### Data section
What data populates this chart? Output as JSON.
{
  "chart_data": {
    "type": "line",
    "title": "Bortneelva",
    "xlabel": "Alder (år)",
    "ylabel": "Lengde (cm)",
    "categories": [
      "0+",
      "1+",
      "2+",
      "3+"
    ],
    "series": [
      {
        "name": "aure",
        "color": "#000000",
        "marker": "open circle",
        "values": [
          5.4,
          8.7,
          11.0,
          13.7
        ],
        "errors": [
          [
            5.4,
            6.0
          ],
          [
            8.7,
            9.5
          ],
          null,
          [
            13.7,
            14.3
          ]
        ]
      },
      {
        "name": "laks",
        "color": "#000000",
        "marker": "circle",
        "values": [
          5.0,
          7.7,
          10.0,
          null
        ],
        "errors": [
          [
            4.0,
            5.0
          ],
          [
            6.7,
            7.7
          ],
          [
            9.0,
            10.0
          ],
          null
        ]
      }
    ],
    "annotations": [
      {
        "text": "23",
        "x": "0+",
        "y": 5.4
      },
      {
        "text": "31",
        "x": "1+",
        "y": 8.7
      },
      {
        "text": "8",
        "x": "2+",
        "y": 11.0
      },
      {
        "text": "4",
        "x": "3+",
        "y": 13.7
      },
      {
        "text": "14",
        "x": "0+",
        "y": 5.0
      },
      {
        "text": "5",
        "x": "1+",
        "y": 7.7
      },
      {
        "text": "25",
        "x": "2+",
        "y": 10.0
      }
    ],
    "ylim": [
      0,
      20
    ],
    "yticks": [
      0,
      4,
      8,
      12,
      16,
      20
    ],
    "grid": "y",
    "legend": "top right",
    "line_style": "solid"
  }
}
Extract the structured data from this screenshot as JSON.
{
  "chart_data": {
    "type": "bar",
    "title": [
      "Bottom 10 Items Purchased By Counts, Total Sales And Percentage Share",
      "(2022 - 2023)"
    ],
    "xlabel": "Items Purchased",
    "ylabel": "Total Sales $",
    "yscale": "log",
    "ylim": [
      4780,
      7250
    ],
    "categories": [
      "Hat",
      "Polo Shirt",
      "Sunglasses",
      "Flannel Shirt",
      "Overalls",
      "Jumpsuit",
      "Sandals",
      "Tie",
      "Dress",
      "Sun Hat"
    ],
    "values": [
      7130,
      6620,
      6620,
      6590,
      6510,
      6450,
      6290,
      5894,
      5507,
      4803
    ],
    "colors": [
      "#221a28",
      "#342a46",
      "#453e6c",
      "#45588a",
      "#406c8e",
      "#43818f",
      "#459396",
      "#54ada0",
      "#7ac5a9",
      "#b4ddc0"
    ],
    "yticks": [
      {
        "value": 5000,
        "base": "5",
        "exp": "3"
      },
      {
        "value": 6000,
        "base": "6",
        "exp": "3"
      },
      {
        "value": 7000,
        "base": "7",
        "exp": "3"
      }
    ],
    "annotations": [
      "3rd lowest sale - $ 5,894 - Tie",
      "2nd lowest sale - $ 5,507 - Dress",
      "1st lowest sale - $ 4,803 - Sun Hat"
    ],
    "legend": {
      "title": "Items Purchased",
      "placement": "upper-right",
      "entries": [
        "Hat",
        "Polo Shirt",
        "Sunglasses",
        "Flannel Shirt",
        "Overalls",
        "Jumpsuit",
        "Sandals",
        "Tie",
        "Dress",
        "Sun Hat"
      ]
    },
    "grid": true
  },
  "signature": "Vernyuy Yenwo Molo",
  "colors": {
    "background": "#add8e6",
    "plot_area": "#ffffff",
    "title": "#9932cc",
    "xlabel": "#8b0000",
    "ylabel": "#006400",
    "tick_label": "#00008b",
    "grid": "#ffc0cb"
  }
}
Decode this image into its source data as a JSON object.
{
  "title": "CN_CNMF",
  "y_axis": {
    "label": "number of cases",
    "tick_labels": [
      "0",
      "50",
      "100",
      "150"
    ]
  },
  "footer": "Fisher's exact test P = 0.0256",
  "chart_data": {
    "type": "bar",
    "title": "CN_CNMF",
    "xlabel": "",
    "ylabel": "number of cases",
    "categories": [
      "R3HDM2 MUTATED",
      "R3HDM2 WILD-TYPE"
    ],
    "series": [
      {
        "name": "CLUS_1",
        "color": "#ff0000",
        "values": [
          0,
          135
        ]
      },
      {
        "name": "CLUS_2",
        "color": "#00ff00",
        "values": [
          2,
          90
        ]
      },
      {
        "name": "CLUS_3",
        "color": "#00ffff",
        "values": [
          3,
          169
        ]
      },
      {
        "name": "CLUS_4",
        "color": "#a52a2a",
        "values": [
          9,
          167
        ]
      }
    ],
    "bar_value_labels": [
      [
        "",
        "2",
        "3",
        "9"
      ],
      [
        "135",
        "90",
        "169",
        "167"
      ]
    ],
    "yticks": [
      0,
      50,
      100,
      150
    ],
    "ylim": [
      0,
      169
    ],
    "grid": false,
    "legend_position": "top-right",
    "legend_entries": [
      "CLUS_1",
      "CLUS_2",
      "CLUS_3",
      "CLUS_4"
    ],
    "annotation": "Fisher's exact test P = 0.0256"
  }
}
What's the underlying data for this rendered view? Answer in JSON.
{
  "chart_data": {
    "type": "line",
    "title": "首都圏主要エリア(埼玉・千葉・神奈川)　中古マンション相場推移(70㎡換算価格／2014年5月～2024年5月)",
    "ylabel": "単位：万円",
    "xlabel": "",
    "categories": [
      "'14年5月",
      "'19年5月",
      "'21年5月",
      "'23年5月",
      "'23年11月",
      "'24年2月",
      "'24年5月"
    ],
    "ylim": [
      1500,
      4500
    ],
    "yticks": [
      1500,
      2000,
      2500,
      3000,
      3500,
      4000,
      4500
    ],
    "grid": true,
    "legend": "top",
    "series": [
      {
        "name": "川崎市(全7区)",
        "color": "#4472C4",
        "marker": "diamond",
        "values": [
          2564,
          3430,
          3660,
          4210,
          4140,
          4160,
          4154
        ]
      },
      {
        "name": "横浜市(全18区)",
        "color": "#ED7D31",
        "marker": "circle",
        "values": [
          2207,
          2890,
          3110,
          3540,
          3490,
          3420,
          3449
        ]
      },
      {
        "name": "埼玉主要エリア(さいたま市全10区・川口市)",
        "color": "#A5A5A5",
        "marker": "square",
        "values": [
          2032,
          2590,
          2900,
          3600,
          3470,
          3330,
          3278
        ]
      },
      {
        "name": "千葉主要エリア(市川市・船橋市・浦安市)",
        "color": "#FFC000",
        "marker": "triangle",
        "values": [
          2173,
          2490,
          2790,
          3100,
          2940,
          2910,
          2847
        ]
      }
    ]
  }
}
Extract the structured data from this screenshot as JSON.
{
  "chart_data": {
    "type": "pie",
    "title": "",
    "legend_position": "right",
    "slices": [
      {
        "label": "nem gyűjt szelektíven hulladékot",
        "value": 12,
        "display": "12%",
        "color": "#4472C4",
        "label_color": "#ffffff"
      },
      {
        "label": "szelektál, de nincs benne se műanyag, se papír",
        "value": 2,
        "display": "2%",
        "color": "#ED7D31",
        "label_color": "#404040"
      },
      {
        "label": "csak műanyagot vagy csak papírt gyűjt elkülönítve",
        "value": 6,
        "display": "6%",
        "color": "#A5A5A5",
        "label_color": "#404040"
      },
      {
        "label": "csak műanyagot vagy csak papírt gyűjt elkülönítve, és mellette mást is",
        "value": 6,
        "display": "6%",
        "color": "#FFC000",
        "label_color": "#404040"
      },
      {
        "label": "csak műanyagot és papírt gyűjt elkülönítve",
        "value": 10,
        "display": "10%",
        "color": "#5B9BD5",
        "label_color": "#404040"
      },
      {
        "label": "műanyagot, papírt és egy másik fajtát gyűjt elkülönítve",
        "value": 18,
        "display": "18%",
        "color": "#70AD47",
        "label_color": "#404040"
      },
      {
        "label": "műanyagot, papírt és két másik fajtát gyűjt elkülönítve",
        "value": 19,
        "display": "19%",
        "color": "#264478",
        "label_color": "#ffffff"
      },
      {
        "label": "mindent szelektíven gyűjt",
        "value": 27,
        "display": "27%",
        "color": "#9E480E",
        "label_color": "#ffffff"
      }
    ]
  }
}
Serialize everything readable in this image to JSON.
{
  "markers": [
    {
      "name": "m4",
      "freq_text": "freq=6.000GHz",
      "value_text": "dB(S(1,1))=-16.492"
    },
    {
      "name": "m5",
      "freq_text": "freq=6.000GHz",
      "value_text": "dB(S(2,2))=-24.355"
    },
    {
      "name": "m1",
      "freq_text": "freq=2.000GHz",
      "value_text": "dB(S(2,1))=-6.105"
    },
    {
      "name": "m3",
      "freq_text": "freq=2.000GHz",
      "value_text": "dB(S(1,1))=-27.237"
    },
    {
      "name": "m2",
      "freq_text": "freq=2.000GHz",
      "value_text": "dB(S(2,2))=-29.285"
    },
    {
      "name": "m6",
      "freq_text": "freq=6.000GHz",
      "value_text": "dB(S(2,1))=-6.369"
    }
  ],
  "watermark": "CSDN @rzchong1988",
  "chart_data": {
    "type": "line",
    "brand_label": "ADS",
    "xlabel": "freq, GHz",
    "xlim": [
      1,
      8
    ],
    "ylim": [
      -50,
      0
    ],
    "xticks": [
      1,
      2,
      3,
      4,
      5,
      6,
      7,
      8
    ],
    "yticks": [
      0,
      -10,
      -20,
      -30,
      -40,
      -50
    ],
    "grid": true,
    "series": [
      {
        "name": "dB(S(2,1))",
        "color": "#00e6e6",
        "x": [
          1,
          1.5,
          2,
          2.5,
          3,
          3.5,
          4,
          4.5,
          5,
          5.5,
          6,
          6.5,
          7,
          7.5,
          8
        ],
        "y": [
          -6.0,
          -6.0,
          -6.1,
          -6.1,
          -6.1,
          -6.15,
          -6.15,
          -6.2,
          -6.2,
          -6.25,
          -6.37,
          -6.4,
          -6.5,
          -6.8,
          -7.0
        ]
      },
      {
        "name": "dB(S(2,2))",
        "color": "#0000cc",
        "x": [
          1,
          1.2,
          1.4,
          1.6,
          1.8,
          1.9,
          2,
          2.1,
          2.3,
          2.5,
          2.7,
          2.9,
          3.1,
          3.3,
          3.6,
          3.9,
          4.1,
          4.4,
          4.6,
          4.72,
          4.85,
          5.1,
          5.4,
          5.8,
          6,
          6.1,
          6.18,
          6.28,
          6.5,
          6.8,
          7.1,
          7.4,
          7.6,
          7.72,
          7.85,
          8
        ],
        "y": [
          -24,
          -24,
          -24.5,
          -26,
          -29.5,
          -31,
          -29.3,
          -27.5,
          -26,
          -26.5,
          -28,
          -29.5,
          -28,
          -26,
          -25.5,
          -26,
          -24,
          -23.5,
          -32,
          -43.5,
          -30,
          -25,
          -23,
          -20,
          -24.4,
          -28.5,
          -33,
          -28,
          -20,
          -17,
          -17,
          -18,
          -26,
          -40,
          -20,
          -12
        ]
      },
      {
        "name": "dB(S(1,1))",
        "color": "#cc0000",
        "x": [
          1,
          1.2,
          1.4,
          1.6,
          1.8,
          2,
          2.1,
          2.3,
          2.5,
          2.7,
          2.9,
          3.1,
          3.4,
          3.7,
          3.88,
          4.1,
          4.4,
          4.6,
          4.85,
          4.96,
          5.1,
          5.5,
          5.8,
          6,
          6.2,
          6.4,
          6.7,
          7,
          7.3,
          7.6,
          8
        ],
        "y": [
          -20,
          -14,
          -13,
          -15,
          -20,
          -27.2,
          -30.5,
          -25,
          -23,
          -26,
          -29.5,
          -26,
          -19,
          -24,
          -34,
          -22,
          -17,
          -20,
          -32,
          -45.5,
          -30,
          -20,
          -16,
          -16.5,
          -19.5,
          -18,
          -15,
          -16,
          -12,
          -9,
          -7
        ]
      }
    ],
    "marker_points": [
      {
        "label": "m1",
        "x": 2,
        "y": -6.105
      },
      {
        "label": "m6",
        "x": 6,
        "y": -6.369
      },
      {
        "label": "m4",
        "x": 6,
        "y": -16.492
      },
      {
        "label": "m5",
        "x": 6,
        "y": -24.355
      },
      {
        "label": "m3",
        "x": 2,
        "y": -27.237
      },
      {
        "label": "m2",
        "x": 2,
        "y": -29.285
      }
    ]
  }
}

### The exercise
Out of the preceding entries, pull every line containing the string "right".

### The reply
    "legend": "top right",
      "placement": "upper-right",
    "legend_position": "top-right",
    "legend_position": "right",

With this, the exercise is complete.